**Goal of the exercise**
From the material below, list every line containing "source".

[Begin]

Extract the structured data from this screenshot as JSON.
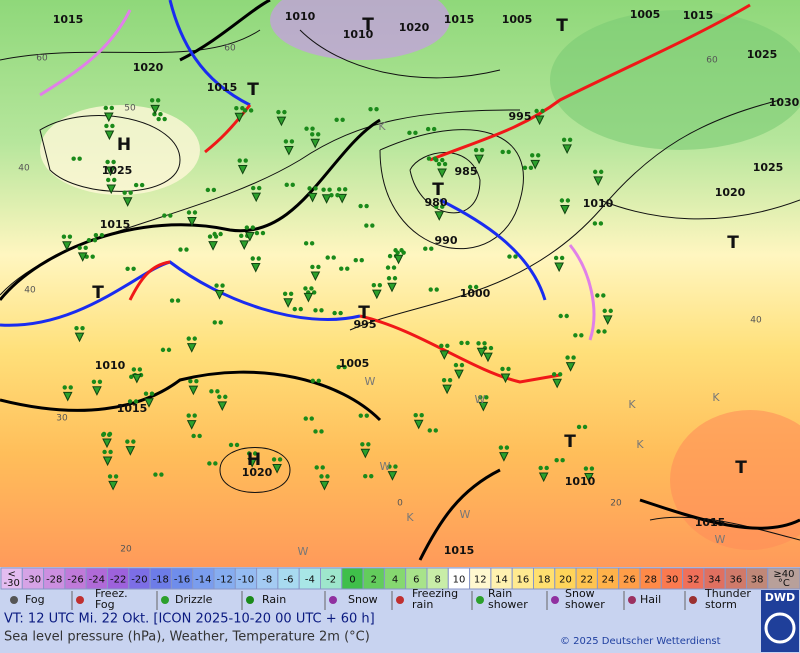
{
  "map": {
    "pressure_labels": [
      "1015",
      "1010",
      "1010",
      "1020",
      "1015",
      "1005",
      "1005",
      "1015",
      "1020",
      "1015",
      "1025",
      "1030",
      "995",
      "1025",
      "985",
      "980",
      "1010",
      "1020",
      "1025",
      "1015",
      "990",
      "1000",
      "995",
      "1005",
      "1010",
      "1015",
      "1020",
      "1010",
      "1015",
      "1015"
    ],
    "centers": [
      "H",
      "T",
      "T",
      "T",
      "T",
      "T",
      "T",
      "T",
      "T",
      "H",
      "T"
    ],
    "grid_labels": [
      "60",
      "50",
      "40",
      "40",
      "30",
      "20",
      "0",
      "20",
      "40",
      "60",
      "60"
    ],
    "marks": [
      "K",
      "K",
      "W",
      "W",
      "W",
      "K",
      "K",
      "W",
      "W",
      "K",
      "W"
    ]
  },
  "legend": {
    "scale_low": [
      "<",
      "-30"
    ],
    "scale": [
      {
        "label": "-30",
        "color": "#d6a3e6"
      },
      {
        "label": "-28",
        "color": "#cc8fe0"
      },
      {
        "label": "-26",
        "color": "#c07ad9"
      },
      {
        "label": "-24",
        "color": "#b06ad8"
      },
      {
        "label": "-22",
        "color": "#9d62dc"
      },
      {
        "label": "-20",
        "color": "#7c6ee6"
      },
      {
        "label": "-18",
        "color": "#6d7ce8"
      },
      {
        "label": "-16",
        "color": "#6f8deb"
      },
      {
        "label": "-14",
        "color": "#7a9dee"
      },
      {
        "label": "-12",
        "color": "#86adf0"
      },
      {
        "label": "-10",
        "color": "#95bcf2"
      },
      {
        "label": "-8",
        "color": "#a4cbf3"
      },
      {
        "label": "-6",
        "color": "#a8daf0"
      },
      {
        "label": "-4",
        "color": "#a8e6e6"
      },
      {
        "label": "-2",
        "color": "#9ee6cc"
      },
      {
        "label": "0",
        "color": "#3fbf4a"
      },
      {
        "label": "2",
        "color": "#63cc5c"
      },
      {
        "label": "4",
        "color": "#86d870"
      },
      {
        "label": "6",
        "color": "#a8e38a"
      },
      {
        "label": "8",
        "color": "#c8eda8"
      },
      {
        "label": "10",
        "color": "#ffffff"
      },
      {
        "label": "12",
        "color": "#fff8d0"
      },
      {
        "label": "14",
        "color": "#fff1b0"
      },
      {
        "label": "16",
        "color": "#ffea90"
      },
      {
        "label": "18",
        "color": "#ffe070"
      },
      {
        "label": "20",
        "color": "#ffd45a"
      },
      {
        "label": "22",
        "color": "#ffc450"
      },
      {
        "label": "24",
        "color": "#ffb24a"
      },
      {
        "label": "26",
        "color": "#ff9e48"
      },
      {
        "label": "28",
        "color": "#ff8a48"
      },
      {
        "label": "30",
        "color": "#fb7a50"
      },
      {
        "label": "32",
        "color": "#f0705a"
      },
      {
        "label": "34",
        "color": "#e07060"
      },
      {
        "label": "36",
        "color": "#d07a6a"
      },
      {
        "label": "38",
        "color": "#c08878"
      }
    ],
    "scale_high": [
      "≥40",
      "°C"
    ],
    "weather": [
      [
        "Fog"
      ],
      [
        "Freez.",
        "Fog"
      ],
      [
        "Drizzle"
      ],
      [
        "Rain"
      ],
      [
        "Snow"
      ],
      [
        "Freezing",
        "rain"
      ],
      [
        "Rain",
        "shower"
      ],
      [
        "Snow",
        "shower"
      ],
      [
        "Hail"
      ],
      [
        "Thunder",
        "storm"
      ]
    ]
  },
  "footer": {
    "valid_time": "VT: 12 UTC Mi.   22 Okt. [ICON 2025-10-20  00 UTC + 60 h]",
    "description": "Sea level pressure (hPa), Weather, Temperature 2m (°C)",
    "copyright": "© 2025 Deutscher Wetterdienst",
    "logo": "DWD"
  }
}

[End]
[Begin]

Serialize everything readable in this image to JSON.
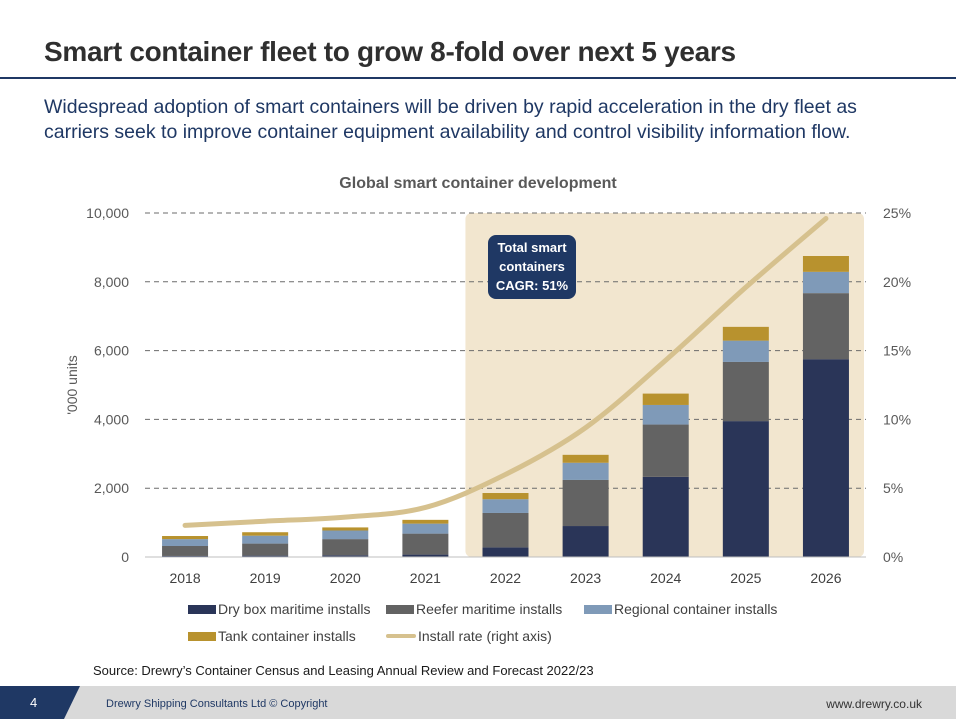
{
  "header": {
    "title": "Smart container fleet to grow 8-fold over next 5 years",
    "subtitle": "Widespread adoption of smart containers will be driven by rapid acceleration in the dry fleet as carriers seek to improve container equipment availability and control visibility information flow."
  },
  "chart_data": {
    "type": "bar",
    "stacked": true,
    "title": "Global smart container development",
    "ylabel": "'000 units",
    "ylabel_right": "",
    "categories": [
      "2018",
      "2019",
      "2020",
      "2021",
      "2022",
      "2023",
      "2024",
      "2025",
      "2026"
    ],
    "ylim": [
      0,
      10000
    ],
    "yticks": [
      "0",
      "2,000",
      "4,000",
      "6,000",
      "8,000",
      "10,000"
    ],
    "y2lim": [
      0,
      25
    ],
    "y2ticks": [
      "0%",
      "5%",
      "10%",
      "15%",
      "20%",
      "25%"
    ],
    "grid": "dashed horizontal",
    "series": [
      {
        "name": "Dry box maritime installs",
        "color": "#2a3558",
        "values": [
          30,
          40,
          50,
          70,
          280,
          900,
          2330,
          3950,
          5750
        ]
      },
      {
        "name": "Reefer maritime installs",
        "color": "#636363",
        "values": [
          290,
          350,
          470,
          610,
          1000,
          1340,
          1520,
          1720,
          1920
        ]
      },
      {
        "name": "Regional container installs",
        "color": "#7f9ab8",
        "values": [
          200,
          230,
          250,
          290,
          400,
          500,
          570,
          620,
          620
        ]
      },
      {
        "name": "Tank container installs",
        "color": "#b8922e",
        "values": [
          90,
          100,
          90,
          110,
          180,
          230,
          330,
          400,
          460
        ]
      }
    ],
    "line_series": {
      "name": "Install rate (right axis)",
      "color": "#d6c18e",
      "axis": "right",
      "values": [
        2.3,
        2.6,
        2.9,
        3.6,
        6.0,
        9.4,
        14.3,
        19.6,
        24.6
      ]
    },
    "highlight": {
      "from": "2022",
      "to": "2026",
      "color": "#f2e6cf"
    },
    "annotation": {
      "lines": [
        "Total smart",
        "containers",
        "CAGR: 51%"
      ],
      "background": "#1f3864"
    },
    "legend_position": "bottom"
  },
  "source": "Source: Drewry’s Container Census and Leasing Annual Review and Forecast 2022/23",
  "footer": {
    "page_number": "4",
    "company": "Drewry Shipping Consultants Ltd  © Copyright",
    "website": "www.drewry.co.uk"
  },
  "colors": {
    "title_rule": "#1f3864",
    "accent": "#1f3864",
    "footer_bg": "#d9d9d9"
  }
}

[End]
[Begin]

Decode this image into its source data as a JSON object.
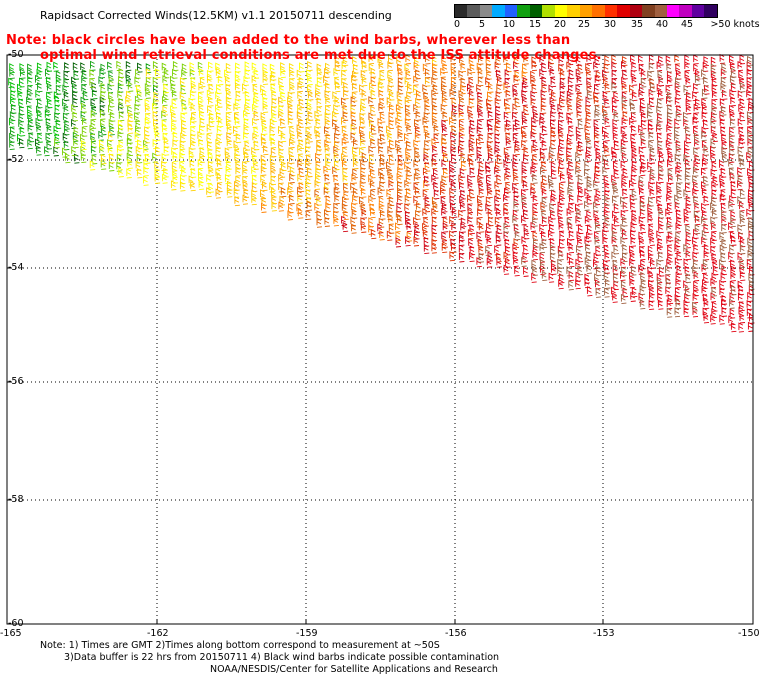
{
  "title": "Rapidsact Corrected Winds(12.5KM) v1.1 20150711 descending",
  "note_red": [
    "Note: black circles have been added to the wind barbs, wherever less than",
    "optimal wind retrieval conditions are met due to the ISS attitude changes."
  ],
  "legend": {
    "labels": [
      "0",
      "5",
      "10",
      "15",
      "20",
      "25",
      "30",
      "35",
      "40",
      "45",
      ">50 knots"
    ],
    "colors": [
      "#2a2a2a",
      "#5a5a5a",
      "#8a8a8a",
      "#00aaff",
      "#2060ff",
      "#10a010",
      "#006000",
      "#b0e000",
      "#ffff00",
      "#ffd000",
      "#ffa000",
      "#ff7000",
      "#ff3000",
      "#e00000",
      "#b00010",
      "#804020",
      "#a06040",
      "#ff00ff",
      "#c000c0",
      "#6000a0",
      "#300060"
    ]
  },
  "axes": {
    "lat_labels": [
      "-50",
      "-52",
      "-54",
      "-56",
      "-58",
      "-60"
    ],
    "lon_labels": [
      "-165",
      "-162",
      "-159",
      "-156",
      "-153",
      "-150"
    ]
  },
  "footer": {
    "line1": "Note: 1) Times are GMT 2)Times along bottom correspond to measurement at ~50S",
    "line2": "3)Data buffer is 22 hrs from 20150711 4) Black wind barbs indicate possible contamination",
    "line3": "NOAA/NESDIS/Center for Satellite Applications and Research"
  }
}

[End]

**Result of this exercise**
  "source": "Source: Drewry’s Container Census and Leasing Annual Review and Forecast 2022/23",
Decode this image into its source data as a JSON object.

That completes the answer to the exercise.